==== Input data

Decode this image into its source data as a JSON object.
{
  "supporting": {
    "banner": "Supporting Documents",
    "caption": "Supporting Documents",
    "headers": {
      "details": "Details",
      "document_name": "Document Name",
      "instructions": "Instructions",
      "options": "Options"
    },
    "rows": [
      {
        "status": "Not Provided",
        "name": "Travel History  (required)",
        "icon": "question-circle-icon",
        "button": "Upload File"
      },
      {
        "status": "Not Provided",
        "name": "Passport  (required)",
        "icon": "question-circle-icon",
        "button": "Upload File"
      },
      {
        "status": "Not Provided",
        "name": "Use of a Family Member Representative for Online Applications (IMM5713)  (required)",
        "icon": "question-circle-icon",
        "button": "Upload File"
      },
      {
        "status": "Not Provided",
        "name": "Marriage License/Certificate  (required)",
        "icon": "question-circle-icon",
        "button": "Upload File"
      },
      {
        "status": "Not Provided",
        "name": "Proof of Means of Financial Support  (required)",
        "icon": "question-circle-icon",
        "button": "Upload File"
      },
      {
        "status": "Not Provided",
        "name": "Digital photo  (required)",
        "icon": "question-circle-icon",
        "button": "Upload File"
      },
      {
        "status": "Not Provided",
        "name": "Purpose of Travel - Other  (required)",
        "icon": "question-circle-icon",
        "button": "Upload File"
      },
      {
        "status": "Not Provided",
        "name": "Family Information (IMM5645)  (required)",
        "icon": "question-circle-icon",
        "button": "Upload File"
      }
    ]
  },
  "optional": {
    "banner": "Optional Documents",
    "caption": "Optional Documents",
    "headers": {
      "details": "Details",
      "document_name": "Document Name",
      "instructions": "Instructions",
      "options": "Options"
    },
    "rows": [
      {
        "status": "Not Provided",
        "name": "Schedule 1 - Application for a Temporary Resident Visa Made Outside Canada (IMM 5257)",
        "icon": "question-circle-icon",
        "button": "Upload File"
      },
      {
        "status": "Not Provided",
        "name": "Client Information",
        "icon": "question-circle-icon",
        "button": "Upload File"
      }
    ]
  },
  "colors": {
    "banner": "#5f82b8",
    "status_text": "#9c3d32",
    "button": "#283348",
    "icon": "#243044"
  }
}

========

[Description of the task]
Copy each entry exactly, with nothing added or dropped.

[Solution for this task]
Decode this image into its source data as a JSON object.
{
  "supporting": {
    "banner": "Supporting Documents",
    "caption": "Supporting Documents",
    "headers": {
      "details": "Details",
      "document_name": "Document Name",
      "instructions": "Instructions",
      "options": "Options"
    },
    "rows": [
      {
        "status": "Not Provided",
        "name": "Travel History  (required)",
        "icon": "question-circle-icon",
        "button": "Upload File"
      },
      {
        "status": "Not Provided",
        "name": "Passport  (required)",
        "icon": "question-circle-icon",
        "button": "Upload File"
      },
      {
        "status": "Not Provided",
        "name": "Use of a Family Member Representative for Online Applications (IMM5713)  (required)",
        "icon": "question-circle-icon",
        "button": "Upload File"
      },
      {
        "status": "Not Provided",
        "name": "Marriage License/Certificate  (required)",
        "icon": "question-circle-icon",
        "button": "Upload File"
      },
      {
        "status": "Not Provided",
        "name": "Proof of Means of Financial Support  (required)",
        "icon": "question-circle-icon",
        "button": "Upload File"
      },
      {
        "status": "Not Provided",
        "name": "Digital photo  (required)",
        "icon": "question-circle-icon",
        "button": "Upload File"
      },
      {
        "status": "Not Provided",
        "name": "Purpose of Travel - Other  (required)",
        "icon": "question-circle-icon",
        "button": "Upload File"
      },
      {
        "status": "Not Provided",
        "name": "Family Information (IMM5645)  (required)",
        "icon": "question-circle-icon",
        "button": "Upload File"
      }
    ]
  },
  "optional": {
    "banner": "Optional Documents",
    "caption": "Optional Documents",
    "headers": {
      "details": "Details",
      "document_name": "Document Name",
      "instructions": "Instructions",
      "options": "Options"
    },
    "rows": [
      {
        "status": "Not Provided",
        "name": "Schedule 1 - Application for a Temporary Resident Visa Made Outside Canada (IMM 5257)",
        "icon": "question-circle-icon",
        "button": "Upload File"
      },
      {
        "status": "Not Provided",
        "name": "Client Information",
        "icon": "question-circle-icon",
        "button": "Upload File"
      }
    ]
  },
  "colors": {
    "banner": "#5f82b8",
    "status_text": "#9c3d32",
    "button": "#283348",
    "icon": "#243044"
  }
}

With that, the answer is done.